──────── Records supplied ────────

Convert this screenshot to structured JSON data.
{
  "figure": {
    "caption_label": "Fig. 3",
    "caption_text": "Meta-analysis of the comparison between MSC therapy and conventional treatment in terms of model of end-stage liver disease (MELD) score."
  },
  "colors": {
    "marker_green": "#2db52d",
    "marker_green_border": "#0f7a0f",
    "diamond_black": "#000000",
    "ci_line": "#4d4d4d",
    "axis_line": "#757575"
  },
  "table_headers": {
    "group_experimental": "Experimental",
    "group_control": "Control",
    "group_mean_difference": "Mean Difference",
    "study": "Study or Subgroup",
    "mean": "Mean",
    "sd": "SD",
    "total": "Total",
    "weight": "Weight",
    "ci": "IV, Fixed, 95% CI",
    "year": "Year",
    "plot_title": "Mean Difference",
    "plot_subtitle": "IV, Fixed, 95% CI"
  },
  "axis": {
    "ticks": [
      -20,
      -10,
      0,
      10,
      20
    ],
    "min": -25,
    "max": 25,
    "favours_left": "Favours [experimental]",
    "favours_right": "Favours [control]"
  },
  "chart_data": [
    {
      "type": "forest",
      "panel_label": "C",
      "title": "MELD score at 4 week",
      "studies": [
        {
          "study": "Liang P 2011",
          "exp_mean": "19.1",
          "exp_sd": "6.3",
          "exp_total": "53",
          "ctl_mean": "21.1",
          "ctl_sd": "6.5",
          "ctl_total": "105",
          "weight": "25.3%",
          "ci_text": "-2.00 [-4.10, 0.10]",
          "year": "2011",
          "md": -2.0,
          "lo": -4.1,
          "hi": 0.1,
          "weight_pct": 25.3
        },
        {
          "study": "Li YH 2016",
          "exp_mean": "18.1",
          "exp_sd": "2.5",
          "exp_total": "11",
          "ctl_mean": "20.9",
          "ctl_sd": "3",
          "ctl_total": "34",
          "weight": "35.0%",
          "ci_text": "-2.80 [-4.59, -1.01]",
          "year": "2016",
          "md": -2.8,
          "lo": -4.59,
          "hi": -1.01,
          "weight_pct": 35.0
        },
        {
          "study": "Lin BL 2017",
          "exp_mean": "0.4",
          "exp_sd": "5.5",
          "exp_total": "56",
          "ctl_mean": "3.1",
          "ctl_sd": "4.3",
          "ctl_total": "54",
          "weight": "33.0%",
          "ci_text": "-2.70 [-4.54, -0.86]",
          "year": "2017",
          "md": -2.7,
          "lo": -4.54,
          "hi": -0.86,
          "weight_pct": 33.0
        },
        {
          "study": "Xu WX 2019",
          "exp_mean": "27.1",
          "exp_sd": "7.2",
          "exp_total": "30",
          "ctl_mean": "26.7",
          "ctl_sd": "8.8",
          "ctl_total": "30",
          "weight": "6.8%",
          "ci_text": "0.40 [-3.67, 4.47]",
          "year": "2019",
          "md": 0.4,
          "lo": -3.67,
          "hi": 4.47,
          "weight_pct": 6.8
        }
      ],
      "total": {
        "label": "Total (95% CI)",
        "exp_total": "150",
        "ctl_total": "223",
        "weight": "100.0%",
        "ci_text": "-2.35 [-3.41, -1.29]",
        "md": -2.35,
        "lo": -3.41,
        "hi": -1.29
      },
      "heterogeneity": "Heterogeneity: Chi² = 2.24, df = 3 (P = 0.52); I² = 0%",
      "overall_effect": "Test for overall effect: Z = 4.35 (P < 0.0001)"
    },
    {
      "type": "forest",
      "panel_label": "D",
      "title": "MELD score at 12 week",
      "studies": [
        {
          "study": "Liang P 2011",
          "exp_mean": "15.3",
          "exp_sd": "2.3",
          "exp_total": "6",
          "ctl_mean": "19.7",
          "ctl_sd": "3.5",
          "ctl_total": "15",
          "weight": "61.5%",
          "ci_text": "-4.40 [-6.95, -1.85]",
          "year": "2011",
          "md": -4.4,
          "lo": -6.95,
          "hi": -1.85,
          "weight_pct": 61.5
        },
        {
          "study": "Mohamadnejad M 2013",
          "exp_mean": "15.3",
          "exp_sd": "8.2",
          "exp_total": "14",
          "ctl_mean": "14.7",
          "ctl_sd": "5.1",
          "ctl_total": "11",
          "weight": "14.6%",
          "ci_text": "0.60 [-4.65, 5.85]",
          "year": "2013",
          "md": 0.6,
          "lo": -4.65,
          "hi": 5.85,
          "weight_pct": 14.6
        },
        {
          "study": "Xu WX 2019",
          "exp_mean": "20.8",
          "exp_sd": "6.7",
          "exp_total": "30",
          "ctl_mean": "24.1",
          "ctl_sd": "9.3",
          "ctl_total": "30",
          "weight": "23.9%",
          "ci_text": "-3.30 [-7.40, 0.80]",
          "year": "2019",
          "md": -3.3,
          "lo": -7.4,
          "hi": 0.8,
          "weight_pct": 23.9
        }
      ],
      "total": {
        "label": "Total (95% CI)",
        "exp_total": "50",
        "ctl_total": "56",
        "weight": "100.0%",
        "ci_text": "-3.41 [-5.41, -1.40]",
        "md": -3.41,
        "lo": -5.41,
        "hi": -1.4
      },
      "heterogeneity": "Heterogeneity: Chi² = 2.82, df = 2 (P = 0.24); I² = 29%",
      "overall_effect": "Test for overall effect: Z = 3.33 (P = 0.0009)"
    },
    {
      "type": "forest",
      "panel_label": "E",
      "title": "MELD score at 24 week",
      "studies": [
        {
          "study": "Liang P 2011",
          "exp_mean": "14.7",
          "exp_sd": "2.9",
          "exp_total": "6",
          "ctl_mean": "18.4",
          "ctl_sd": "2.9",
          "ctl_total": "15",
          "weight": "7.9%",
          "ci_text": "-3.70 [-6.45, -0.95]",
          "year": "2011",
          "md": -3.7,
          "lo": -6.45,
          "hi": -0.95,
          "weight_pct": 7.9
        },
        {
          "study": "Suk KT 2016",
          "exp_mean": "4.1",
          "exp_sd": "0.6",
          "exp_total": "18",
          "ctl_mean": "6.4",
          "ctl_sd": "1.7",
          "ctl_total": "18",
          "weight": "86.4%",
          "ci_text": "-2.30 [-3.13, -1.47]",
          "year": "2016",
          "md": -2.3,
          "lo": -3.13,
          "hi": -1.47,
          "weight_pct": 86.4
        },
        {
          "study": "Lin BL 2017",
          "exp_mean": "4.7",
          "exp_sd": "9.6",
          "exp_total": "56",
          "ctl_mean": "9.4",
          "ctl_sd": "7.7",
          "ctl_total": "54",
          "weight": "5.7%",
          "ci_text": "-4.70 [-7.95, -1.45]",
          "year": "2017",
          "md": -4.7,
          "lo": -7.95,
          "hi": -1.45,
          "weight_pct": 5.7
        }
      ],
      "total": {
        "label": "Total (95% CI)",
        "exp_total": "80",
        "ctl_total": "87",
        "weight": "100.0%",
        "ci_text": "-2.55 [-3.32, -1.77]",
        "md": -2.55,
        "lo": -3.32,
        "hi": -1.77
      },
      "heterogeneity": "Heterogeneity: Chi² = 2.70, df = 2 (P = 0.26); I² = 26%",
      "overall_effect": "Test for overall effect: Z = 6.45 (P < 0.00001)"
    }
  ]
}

────────

Aim of the exercise:
Print out all the entries precisely as written.

Completed exercise:
Convert this screenshot to structured JSON data.
{
  "figure": {
    "caption_label": "Fig. 3",
    "caption_text": "Meta-analysis of the comparison between MSC therapy and conventional treatment in terms of model of end-stage liver disease (MELD) score."
  },
  "colors": {
    "marker_green": "#2db52d",
    "marker_green_border": "#0f7a0f",
    "diamond_black": "#000000",
    "ci_line": "#4d4d4d",
    "axis_line": "#757575"
  },
  "table_headers": {
    "group_experimental": "Experimental",
    "group_control": "Control",
    "group_mean_difference": "Mean Difference",
    "study": "Study or Subgroup",
    "mean": "Mean",
    "sd": "SD",
    "total": "Total",
    "weight": "Weight",
    "ci": "IV, Fixed, 95% CI",
    "year": "Year",
    "plot_title": "Mean Difference",
    "plot_subtitle": "IV, Fixed, 95% CI"
  },
  "axis": {
    "ticks": [
      -20,
      -10,
      0,
      10,
      20
    ],
    "min": -25,
    "max": 25,
    "favours_left": "Favours [experimental]",
    "favours_right": "Favours [control]"
  },
  "chart_data": [
    {
      "type": "forest",
      "panel_label": "C",
      "title": "MELD score at 4 week",
      "studies": [
        {
          "study": "Liang P 2011",
          "exp_mean": "19.1",
          "exp_sd": "6.3",
          "exp_total": "53",
          "ctl_mean": "21.1",
          "ctl_sd": "6.5",
          "ctl_total": "105",
          "weight": "25.3%",
          "ci_text": "-2.00 [-4.10, 0.10]",
          "year": "2011",
          "md": -2.0,
          "lo": -4.1,
          "hi": 0.1,
          "weight_pct": 25.3
        },
        {
          "study": "Li YH 2016",
          "exp_mean": "18.1",
          "exp_sd": "2.5",
          "exp_total": "11",
          "ctl_mean": "20.9",
          "ctl_sd": "3",
          "ctl_total": "34",
          "weight": "35.0%",
          "ci_text": "-2.80 [-4.59, -1.01]",
          "year": "2016",
          "md": -2.8,
          "lo": -4.59,
          "hi": -1.01,
          "weight_pct": 35.0
        },
        {
          "study": "Lin BL 2017",
          "exp_mean": "0.4",
          "exp_sd": "5.5",
          "exp_total": "56",
          "ctl_mean": "3.1",
          "ctl_sd": "4.3",
          "ctl_total": "54",
          "weight": "33.0%",
          "ci_text": "-2.70 [-4.54, -0.86]",
          "year": "2017",
          "md": -2.7,
          "lo": -4.54,
          "hi": -0.86,
          "weight_pct": 33.0
        },
        {
          "study": "Xu WX 2019",
          "exp_mean": "27.1",
          "exp_sd": "7.2",
          "exp_total": "30",
          "ctl_mean": "26.7",
          "ctl_sd": "8.8",
          "ctl_total": "30",
          "weight": "6.8%",
          "ci_text": "0.40 [-3.67, 4.47]",
          "year": "2019",
          "md": 0.4,
          "lo": -3.67,
          "hi": 4.47,
          "weight_pct": 6.8
        }
      ],
      "total": {
        "label": "Total (95% CI)",
        "exp_total": "150",
        "ctl_total": "223",
        "weight": "100.0%",
        "ci_text": "-2.35 [-3.41, -1.29]",
        "md": -2.35,
        "lo": -3.41,
        "hi": -1.29
      },
      "heterogeneity": "Heterogeneity: Chi² = 2.24, df = 3 (P = 0.52); I² = 0%",
      "overall_effect": "Test for overall effect: Z = 4.35 (P < 0.0001)"
    },
    {
      "type": "forest",
      "panel_label": "D",
      "title": "MELD score at 12 week",
      "studies": [
        {
          "study": "Liang P 2011",
          "exp_mean": "15.3",
          "exp_sd": "2.3",
          "exp_total": "6",
          "ctl_mean": "19.7",
          "ctl_sd": "3.5",
          "ctl_total": "15",
          "weight": "61.5%",
          "ci_text": "-4.40 [-6.95, -1.85]",
          "year": "2011",
          "md": -4.4,
          "lo": -6.95,
          "hi": -1.85,
          "weight_pct": 61.5
        },
        {
          "study": "Mohamadnejad M 2013",
          "exp_mean": "15.3",
          "exp_sd": "8.2",
          "exp_total": "14",
          "ctl_mean": "14.7",
          "ctl_sd": "5.1",
          "ctl_total": "11",
          "weight": "14.6%",
          "ci_text": "0.60 [-4.65, 5.85]",
          "year": "2013",
          "md": 0.6,
          "lo": -4.65,
          "hi": 5.85,
          "weight_pct": 14.6
        },
        {
          "study": "Xu WX 2019",
          "exp_mean": "20.8",
          "exp_sd": "6.7",
          "exp_total": "30",
          "ctl_mean": "24.1",
          "ctl_sd": "9.3",
          "ctl_total": "30",
          "weight": "23.9%",
          "ci_text": "-3.30 [-7.40, 0.80]",
          "year": "2019",
          "md": -3.3,
          "lo": -7.4,
          "hi": 0.8,
          "weight_pct": 23.9
        }
      ],
      "total": {
        "label": "Total (95% CI)",
        "exp_total": "50",
        "ctl_total": "56",
        "weight": "100.0%",
        "ci_text": "-3.41 [-5.41, -1.40]",
        "md": -3.41,
        "lo": -5.41,
        "hi": -1.4
      },
      "heterogeneity": "Heterogeneity: Chi² = 2.82, df = 2 (P = 0.24); I² = 29%",
      "overall_effect": "Test for overall effect: Z = 3.33 (P = 0.0009)"
    },
    {
      "type": "forest",
      "panel_label": "E",
      "title": "MELD score at 24 week",
      "studies": [
        {
          "study": "Liang P 2011",
          "exp_mean": "14.7",
          "exp_sd": "2.9",
          "exp_total": "6",
          "ctl_mean": "18.4",
          "ctl_sd": "2.9",
          "ctl_total": "15",
          "weight": "7.9%",
          "ci_text": "-3.70 [-6.45, -0.95]",
          "year": "2011",
          "md": -3.7,
          "lo": -6.45,
          "hi": -0.95,
          "weight_pct": 7.9
        },
        {
          "study": "Suk KT 2016",
          "exp_mean": "4.1",
          "exp_sd": "0.6",
          "exp_total": "18",
          "ctl_mean": "6.4",
          "ctl_sd": "1.7",
          "ctl_total": "18",
          "weight": "86.4%",
          "ci_text": "-2.30 [-3.13, -1.47]",
          "year": "2016",
          "md": -2.3,
          "lo": -3.13,
          "hi": -1.47,
          "weight_pct": 86.4
        },
        {
          "study": "Lin BL 2017",
          "exp_mean": "4.7",
          "exp_sd": "9.6",
          "exp_total": "56",
          "ctl_mean": "9.4",
          "ctl_sd": "7.7",
          "ctl_total": "54",
          "weight": "5.7%",
          "ci_text": "-4.70 [-7.95, -1.45]",
          "year": "2017",
          "md": -4.7,
          "lo": -7.95,
          "hi": -1.45,
          "weight_pct": 5.7
        }
      ],
      "total": {
        "label": "Total (95% CI)",
        "exp_total": "80",
        "ctl_total": "87",
        "weight": "100.0%",
        "ci_text": "-2.55 [-3.32, -1.77]",
        "md": -2.55,
        "lo": -3.32,
        "hi": -1.77
      },
      "heterogeneity": "Heterogeneity: Chi² = 2.70, df = 2 (P = 0.26); I² = 26%",
      "overall_effect": "Test for overall effect: Z = 6.45 (P < 0.00001)"
    }
  ]
}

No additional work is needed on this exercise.